§ **Exercise instructions**: List each line of the data that holds the string "group", please.

§ **Provided data**:
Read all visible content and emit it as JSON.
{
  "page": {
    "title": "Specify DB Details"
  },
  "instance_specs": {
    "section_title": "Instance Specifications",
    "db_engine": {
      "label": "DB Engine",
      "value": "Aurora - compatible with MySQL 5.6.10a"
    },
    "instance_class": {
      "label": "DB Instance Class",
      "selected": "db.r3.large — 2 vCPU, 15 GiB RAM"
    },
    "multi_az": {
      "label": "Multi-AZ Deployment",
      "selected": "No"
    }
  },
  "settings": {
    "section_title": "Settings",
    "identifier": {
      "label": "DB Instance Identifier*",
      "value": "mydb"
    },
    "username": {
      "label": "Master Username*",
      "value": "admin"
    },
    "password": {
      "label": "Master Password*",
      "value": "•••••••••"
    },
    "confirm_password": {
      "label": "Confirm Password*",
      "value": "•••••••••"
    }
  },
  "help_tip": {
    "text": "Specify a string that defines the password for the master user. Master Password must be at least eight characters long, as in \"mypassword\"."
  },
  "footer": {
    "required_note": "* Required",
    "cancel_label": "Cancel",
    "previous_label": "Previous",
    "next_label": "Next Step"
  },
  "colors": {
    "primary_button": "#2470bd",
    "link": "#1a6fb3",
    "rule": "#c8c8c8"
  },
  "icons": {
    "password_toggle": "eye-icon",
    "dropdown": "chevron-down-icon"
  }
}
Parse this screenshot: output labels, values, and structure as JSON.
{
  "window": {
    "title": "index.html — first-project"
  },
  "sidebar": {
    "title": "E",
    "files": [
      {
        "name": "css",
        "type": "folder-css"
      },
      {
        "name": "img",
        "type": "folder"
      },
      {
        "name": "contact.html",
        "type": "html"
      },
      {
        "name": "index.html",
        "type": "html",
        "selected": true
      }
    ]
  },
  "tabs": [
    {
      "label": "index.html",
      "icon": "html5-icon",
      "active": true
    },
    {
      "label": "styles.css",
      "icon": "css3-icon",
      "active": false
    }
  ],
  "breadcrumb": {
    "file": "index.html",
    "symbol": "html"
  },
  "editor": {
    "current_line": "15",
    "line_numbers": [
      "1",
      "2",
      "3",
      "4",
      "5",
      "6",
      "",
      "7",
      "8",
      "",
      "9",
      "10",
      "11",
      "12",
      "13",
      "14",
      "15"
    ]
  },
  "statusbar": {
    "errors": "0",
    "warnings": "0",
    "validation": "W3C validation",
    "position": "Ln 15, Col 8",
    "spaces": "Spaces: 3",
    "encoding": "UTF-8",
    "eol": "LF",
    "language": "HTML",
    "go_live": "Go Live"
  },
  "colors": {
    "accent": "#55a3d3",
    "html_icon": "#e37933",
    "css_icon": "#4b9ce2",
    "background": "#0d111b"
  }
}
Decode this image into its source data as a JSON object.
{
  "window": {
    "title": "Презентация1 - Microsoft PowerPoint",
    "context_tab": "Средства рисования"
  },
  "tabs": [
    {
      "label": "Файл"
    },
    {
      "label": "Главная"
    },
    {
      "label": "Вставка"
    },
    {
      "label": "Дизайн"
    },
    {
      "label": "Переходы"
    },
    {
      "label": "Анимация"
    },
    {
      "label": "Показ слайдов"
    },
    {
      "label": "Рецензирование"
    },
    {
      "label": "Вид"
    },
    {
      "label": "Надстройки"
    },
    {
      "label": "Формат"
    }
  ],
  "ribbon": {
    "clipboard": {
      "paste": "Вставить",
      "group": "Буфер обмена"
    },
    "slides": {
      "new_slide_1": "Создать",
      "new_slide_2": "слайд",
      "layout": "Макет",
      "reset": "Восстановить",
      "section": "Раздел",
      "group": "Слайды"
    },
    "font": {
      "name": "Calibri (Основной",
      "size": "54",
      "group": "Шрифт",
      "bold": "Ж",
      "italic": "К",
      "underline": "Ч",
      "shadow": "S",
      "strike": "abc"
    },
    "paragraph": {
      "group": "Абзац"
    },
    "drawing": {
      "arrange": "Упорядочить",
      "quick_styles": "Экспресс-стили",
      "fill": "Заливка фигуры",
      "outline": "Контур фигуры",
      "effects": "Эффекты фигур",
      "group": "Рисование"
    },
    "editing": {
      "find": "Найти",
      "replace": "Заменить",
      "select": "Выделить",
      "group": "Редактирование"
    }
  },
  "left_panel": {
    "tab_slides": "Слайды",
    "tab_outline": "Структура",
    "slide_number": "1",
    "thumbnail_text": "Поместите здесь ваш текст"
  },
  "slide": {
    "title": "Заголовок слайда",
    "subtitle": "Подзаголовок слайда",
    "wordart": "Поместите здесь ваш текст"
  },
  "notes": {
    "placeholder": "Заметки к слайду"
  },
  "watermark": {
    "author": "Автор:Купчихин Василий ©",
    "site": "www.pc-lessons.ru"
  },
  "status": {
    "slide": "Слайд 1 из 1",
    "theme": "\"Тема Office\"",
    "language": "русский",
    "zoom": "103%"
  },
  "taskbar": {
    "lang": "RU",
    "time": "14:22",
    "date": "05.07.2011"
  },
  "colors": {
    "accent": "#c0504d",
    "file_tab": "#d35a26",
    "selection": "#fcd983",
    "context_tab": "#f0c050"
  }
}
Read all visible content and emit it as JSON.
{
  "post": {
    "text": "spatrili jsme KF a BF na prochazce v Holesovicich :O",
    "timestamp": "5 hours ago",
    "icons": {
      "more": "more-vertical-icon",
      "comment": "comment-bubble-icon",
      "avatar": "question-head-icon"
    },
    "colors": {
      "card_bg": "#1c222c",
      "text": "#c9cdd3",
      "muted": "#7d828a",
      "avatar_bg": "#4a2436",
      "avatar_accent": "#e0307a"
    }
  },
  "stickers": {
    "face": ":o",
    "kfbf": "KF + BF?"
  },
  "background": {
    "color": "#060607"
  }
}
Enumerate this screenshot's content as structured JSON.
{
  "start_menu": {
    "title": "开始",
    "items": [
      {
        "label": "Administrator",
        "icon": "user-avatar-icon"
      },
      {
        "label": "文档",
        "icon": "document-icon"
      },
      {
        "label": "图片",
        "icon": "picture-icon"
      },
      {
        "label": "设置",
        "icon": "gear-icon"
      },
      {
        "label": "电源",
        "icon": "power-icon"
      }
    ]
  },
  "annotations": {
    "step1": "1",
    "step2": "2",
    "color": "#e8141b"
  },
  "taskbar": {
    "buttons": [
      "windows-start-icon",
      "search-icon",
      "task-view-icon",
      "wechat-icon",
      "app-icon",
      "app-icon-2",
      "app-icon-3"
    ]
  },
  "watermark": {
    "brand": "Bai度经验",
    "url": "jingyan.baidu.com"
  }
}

§ **Correct response**:
      "group": "Буфер обмена"
      "group": "Слайды"
      "group": "Шрифт",
      "group": "Абзац"
      "group": "Рисование"
      "group": "Редактирование"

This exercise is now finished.